-- Begin --

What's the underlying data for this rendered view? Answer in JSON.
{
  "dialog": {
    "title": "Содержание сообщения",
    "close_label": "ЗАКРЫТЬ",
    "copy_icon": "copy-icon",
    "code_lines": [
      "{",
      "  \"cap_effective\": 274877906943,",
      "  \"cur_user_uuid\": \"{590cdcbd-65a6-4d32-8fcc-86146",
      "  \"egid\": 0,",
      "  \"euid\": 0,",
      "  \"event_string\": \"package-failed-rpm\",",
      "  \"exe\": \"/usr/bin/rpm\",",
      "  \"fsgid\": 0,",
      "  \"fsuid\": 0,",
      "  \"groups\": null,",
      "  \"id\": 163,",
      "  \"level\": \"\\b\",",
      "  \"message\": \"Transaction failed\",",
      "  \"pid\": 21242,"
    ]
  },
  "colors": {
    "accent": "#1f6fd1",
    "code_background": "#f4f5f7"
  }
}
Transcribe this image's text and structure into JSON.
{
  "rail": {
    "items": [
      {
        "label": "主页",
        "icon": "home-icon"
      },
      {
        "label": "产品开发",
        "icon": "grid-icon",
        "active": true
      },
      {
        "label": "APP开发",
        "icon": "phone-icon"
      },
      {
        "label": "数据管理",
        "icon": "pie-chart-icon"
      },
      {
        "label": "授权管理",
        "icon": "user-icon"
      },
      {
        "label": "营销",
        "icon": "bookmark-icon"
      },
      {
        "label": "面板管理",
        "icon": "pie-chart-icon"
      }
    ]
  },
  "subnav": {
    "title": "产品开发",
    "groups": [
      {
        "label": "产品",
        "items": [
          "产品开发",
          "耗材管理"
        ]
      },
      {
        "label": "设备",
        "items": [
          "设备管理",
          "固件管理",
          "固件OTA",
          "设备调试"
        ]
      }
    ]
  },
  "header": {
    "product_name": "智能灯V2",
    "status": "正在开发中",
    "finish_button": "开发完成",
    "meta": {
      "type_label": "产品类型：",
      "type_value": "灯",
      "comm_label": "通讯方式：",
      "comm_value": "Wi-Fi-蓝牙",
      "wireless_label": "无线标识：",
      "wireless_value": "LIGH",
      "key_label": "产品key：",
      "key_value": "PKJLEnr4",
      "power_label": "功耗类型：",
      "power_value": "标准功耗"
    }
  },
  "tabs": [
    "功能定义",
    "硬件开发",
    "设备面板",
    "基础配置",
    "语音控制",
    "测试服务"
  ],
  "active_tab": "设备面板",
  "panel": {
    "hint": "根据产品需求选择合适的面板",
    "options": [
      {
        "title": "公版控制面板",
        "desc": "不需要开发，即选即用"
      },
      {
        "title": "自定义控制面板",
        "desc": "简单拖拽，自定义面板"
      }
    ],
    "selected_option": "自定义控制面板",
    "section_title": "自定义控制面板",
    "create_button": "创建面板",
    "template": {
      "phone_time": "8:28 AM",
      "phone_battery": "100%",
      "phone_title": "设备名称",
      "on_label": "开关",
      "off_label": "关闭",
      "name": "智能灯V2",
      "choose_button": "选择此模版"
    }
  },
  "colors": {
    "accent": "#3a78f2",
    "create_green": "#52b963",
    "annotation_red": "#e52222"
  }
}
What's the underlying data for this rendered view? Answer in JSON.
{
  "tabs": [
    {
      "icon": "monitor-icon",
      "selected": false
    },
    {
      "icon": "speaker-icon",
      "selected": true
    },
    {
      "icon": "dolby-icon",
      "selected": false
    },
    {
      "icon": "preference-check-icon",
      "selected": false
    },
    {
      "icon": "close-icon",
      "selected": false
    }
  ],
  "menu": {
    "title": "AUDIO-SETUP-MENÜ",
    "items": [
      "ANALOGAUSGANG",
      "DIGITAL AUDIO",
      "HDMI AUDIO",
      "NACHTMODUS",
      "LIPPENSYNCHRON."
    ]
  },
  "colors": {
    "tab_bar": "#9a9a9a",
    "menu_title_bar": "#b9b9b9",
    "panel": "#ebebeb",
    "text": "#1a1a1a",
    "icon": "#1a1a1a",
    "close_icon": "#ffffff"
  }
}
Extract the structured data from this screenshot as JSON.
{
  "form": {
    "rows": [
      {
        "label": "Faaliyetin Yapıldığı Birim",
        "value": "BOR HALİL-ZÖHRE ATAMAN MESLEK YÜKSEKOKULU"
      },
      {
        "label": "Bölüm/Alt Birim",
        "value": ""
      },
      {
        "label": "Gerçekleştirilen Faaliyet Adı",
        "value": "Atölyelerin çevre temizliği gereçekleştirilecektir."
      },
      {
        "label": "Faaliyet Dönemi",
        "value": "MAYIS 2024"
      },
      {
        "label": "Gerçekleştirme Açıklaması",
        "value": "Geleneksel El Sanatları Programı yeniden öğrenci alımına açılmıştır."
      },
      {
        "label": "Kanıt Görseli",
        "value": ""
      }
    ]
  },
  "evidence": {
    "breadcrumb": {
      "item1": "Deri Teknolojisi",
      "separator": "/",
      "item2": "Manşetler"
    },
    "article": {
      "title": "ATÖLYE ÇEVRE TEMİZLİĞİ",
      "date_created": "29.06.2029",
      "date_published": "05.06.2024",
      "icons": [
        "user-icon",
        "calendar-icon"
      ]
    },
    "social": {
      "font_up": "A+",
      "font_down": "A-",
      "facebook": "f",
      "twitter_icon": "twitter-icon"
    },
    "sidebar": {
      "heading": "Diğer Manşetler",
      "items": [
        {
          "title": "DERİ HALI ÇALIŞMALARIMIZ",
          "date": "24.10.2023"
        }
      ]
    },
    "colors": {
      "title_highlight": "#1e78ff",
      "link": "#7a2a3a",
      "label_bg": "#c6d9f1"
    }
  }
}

-- End --

Using the records above, copy each line that contains "this".

What's the underlying data for this rendered view? Answer in JSON.
Transcribe this image's text and structure into JSON.
What's the underlying data for this rendered view? Answer in JSON.
Extract the structured data from this screenshot as JSON.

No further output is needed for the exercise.